▶ _Aim_
From the listing below, copy every line with the word "Index".

▶ _Record excerpts_
-- Begin --
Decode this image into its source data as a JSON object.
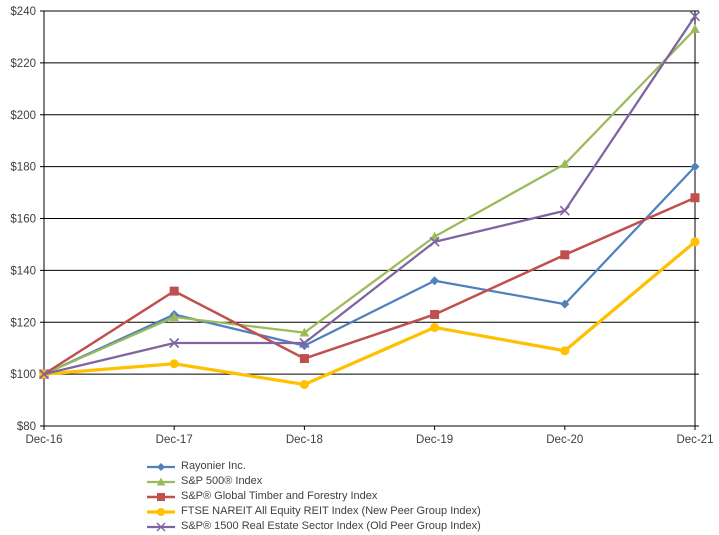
{
  "chart_data": {
    "type": "line",
    "title": "",
    "xlabel": "",
    "ylabel": "",
    "grid": true,
    "legend_position": "bottom-left",
    "categories": [
      "Dec-16",
      "Dec-17",
      "Dec-18",
      "Dec-19",
      "Dec-20",
      "Dec-21"
    ],
    "y_axis": {
      "min": 80,
      "max": 240,
      "step": 20,
      "tick_labels": [
        "$80",
        "$100",
        "$120",
        "$140",
        "$160",
        "$180",
        "$200",
        "$220",
        "$240"
      ]
    },
    "series": [
      {
        "name": "Rayonier Inc.",
        "color": "#4F81BD",
        "marker": "diamond",
        "line_width": 2.25,
        "values": [
          100,
          123,
          111,
          136,
          127,
          180
        ]
      },
      {
        "name": "S&P 500® Index",
        "color": "#9BBB59",
        "marker": "triangle",
        "line_width": 2.25,
        "values": [
          100,
          122,
          116,
          153,
          181,
          233
        ]
      },
      {
        "name": "S&P® Global Timber and Forestry Index",
        "color": "#C0504D",
        "marker": "square",
        "line_width": 2.5,
        "values": [
          100,
          132,
          106,
          123,
          146,
          168
        ]
      },
      {
        "name": "FTSE NAREIT All Equity REIT Index (New Peer Group Index)",
        "color": "#FFC000",
        "marker": "circle",
        "line_width": 3.25,
        "values": [
          100,
          104,
          96,
          118,
          109,
          151
        ]
      },
      {
        "name": "S&P® 1500 Real Estate Sector Index (Old Peer Group Index)",
        "color": "#8064A2",
        "marker": "x",
        "line_width": 2.25,
        "values": [
          100,
          112,
          112,
          151,
          163,
          238
        ]
      }
    ],
    "colors": {
      "axis_line": "#000000",
      "gridline": "#000000",
      "text": "#404040",
      "background": "#ffffff"
    }
  }
}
-- End --
▶ _Full response_
        "name": "S&P 500® Index",
        "name": "S&P® Global Timber and Forestry Index",
        "name": "FTSE NAREIT All Equity REIT Index (New Peer Group Index)",
        "name": "S&P® 1500 Real Estate Sector Index (Old Peer Group Index)",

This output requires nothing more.